__INPUT FOR THIS TASK__.
++++++++
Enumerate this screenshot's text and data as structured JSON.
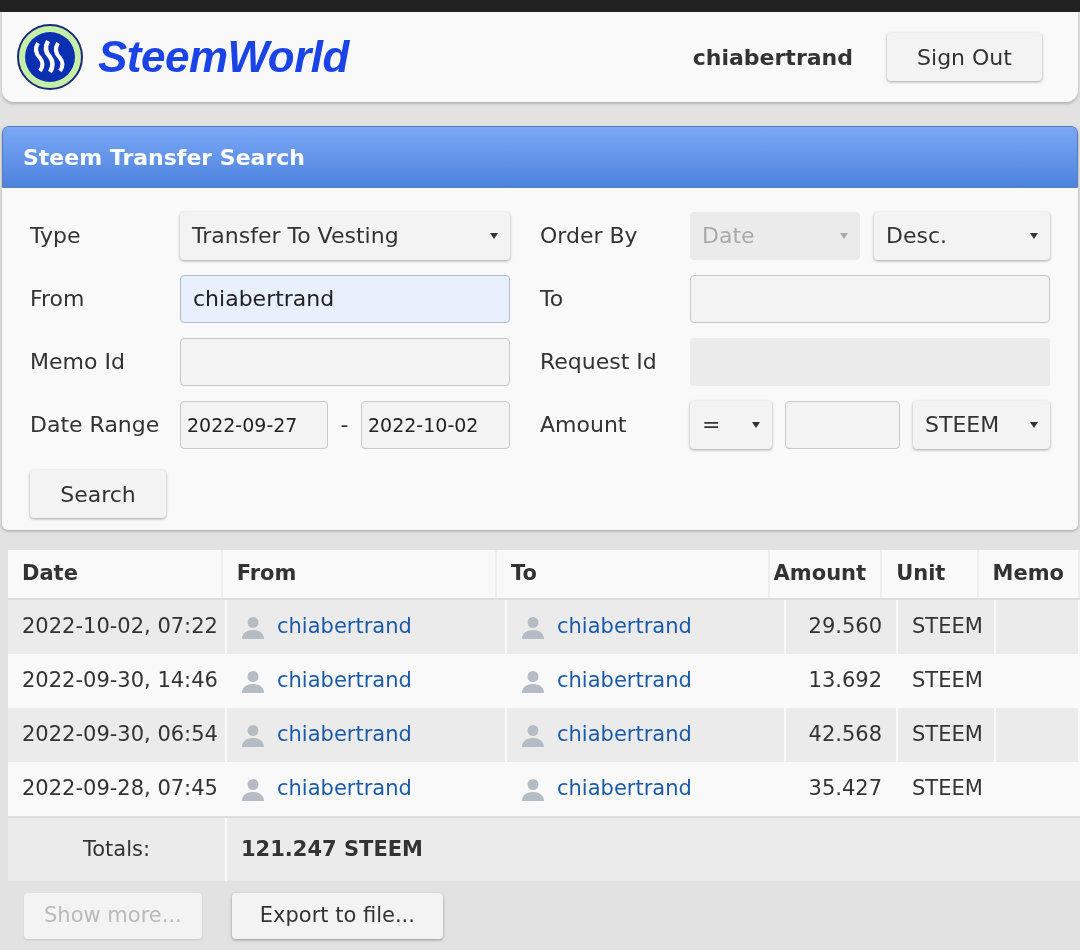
{
  "header": {
    "logo_text": "SteemWorld",
    "username": "chiabertrand",
    "sign_out": "Sign Out"
  },
  "panel": {
    "title": "Steem Transfer Search",
    "rows": [
      {
        "left": {
          "label": "Type",
          "controls": [
            {
              "kind": "select",
              "value": "Transfer To Vesting",
              "disabled": false
            }
          ]
        },
        "right": {
          "label": "Order By",
          "controls": [
            {
              "kind": "select",
              "value": "Date",
              "disabled": true
            },
            {
              "kind": "select",
              "value": "Desc.",
              "disabled": false
            }
          ]
        }
      },
      {
        "left": {
          "label": "From",
          "controls": [
            {
              "kind": "input",
              "value": "chiabertrand",
              "disabled": false,
              "highlighted": true
            }
          ]
        },
        "right": {
          "label": "To",
          "controls": [
            {
              "kind": "input",
              "disabled": false,
              "highlighted": false
            }
          ]
        }
      },
      {
        "left": {
          "label": "Memo Id",
          "controls": [
            {
              "kind": "input",
              "disabled": false,
              "highlighted": false
            }
          ]
        },
        "right": {
          "label": "Request Id",
          "controls": [
            {
              "kind": "input",
              "disabled": true,
              "highlighted": false
            }
          ]
        }
      },
      {
        "left": {
          "label": "Date Range",
          "controls": [
            {
              "kind": "input",
              "value": "2022-09-27",
              "disabled": false,
              "highlighted": false
            },
            {
              "kind": "separator",
              "value": "-"
            },
            {
              "kind": "input",
              "value": "2022-10-02",
              "disabled": false,
              "highlighted": false
            }
          ]
        },
        "right": {
          "label": "Amount",
          "controls": [
            {
              "kind": "select",
              "value": "=",
              "disabled": false
            },
            {
              "kind": "input",
              "disabled": false,
              "highlighted": false
            },
            {
              "kind": "select",
              "value": "STEEM",
              "disabled": false
            }
          ]
        }
      }
    ],
    "search_button": "Search"
  },
  "table": {
    "columns": [
      "Date",
      "From",
      "To",
      "Amount",
      "Unit",
      "Memo"
    ],
    "rows": [
      {
        "date": "2022-10-02, 07:22",
        "from": "chiabertrand",
        "to": "chiabertrand",
        "amount": "29.560",
        "unit": "STEEM"
      },
      {
        "date": "2022-09-30, 14:46",
        "from": "chiabertrand",
        "to": "chiabertrand",
        "amount": "13.692",
        "unit": "STEEM"
      },
      {
        "date": "2022-09-30, 06:54",
        "from": "chiabertrand",
        "to": "chiabertrand",
        "amount": "42.568",
        "unit": "STEEM"
      },
      {
        "date": "2022-09-28, 07:45",
        "from": "chiabertrand",
        "to": "chiabertrand",
        "amount": "35.427",
        "unit": "STEEM"
      }
    ],
    "totals_label": "Totals:",
    "totals_value": "121.247 STEEM"
  },
  "buttons": [
    {
      "label": "Show more...",
      "disabled": true
    },
    {
      "label": "Export to file...",
      "disabled": false
    }
  ]
}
++++++++
__EXERCISE INSTRUCTIONS__. Return the listing above in full and without alteration, excluding its pictures.

__ANSWER FOR THE TASK__.
Enumerate this screenshot's text and data as structured JSON.
{
  "header": {
    "logo_text": "SteemWorld",
    "username": "chiabertrand",
    "sign_out": "Sign Out"
  },
  "panel": {
    "title": "Steem Transfer Search",
    "rows": [
      {
        "left": {
          "label": "Type",
          "controls": [
            {
              "kind": "select",
              "value": "Transfer To Vesting",
              "disabled": false
            }
          ]
        },
        "right": {
          "label": "Order By",
          "controls": [
            {
              "kind": "select",
              "value": "Date",
              "disabled": true
            },
            {
              "kind": "select",
              "value": "Desc.",
              "disabled": false
            }
          ]
        }
      },
      {
        "left": {
          "label": "From",
          "controls": [
            {
              "kind": "input",
              "value": "chiabertrand",
              "disabled": false,
              "highlighted": true
            }
          ]
        },
        "right": {
          "label": "To",
          "controls": [
            {
              "kind": "input",
              "disabled": false,
              "highlighted": false
            }
          ]
        }
      },
      {
        "left": {
          "label": "Memo Id",
          "controls": [
            {
              "kind": "input",
              "disabled": false,
              "highlighted": false
            }
          ]
        },
        "right": {
          "label": "Request Id",
          "controls": [
            {
              "kind": "input",
              "disabled": true,
              "highlighted": false
            }
          ]
        }
      },
      {
        "left": {
          "label": "Date Range",
          "controls": [
            {
              "kind": "input",
              "value": "2022-09-27",
              "disabled": false,
              "highlighted": false
            },
            {
              "kind": "separator",
              "value": "-"
            },
            {
              "kind": "input",
              "value": "2022-10-02",
              "disabled": false,
              "highlighted": false
            }
          ]
        },
        "right": {
          "label": "Amount",
          "controls": [
            {
              "kind": "select",
              "value": "=",
              "disabled": false
            },
            {
              "kind": "input",
              "disabled": false,
              "highlighted": false
            },
            {
              "kind": "select",
              "value": "STEEM",
              "disabled": false
            }
          ]
        }
      }
    ],
    "search_button": "Search"
  },
  "table": {
    "columns": [
      "Date",
      "From",
      "To",
      "Amount",
      "Unit",
      "Memo"
    ],
    "rows": [
      {
        "date": "2022-10-02, 07:22",
        "from": "chiabertrand",
        "to": "chiabertrand",
        "amount": "29.560",
        "unit": "STEEM"
      },
      {
        "date": "2022-09-30, 14:46",
        "from": "chiabertrand",
        "to": "chiabertrand",
        "amount": "13.692",
        "unit": "STEEM"
      },
      {
        "date": "2022-09-30, 06:54",
        "from": "chiabertrand",
        "to": "chiabertrand",
        "amount": "42.568",
        "unit": "STEEM"
      },
      {
        "date": "2022-09-28, 07:45",
        "from": "chiabertrand",
        "to": "chiabertrand",
        "amount": "35.427",
        "unit": "STEEM"
      }
    ],
    "totals_label": "Totals:",
    "totals_value": "121.247 STEEM"
  },
  "buttons": [
    {
      "label": "Show more...",
      "disabled": true
    },
    {
      "label": "Export to file...",
      "disabled": false
    }
  ]
}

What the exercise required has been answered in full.